* **WHAT IS ASKED**: Pick out the lines below that contain the string "animals" and copy them all.

Stored data entries

____________

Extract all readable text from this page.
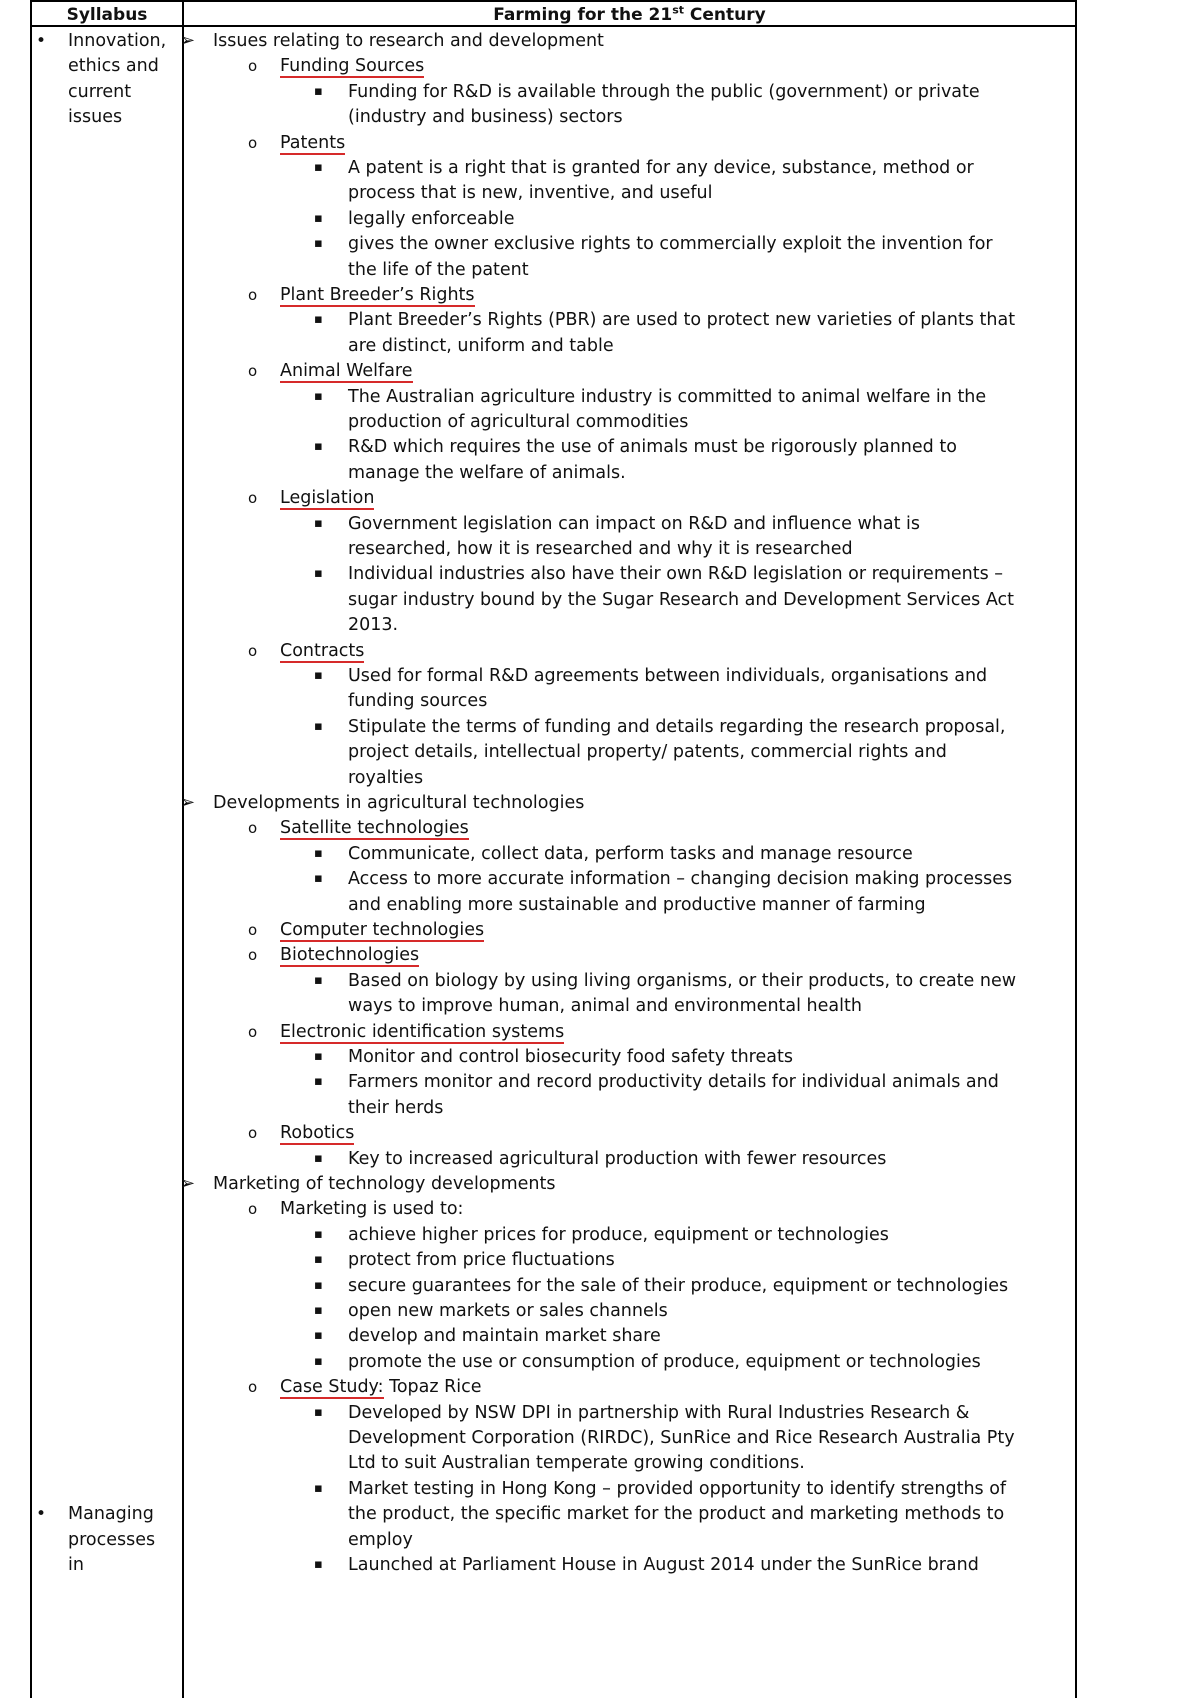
Syllabus	Farming for the 21st Century
• Innovation,
ethics and
current
issues
• Managing
processes
in
➢ Issues relating to research and development
o Funding Sources
▪ Funding for R&D is available through the public (government) or private
(industry and business) sectors
o Patents
▪ A patent is a right that is granted for any device, substance, method or
process that is new, inventive, and useful
▪ legally enforceable
▪ gives the owner exclusive rights to commercially exploit the invention for
the life of the patent
o Plant Breeder’s Rights
▪ Plant Breeder’s Rights (PBR) are used to protect new varieties of plants that
are distinct, uniform and table
o Animal Welfare
▪ The Australian agriculture industry is committed to animal welfare in the
production of agricultural commodities
▪ R&D which requires the use of animals must be rigorously planned to
manage the welfare of animals.
o Legislation
▪ Government legislation can impact on R&D and influence what is
researched, how it is researched and why it is researched
▪ Individual industries also have their own R&D legislation or requirements –
sugar industry bound by the Sugar Research and Development Services Act
2013.
o Contracts
▪ Used for formal R&D agreements between individuals, organisations and
funding sources
▪ Stipulate the terms of funding and details regarding the research proposal,
project details, intellectual property/ patents, commercial rights and
royalties
➢ Developments in agricultural technologies
o Satellite technologies
▪ Communicate, collect data, perform tasks and manage resource
▪ Access to more accurate information – changing decision making processes
and enabling more sustainable and productive manner of farming
o Computer technologies
o Biotechnologies
▪ Based on biology by using living organisms, or their products, to create new
ways to improve human, animal and environmental health
o Electronic identification systems
▪ Monitor and control biosecurity food safety threats
▪ Farmers monitor and record productivity details for individual animals and
their herds
o Robotics
▪ Key to increased agricultural production with fewer resources
➢ Marketing of technology developments
o Marketing is used to:
▪ achieve higher prices for produce, equipment or technologies
▪ protect from price fluctuations
▪ secure guarantees for the sale of their produce, equipment or technologies
▪ open new markets or sales channels
▪ develop and maintain market share
▪ promote the use or consumption of produce, equipment or technologies
o Case Study: Topaz Rice
▪ Developed by NSW DPI in partnership with Rural Industries Research &
Development Corporation (RIRDC), SunRice and Rice Research Australia Pty
Ltd to suit Australian temperate growing conditions.
▪ Market testing in Hong Kong – provided opportunity to identify strengths of
the product, the specific market for the product and marketing methods to
employ
▪ Launched at Parliament House in August 2014 under the SunRice brand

____________

* **SOLVED PROBLEM**:
▪ R&D which requires the use of animals must be rigorously planned to
manage the welfare of animals.
▪ Farmers monitor and record productivity details for individual animals and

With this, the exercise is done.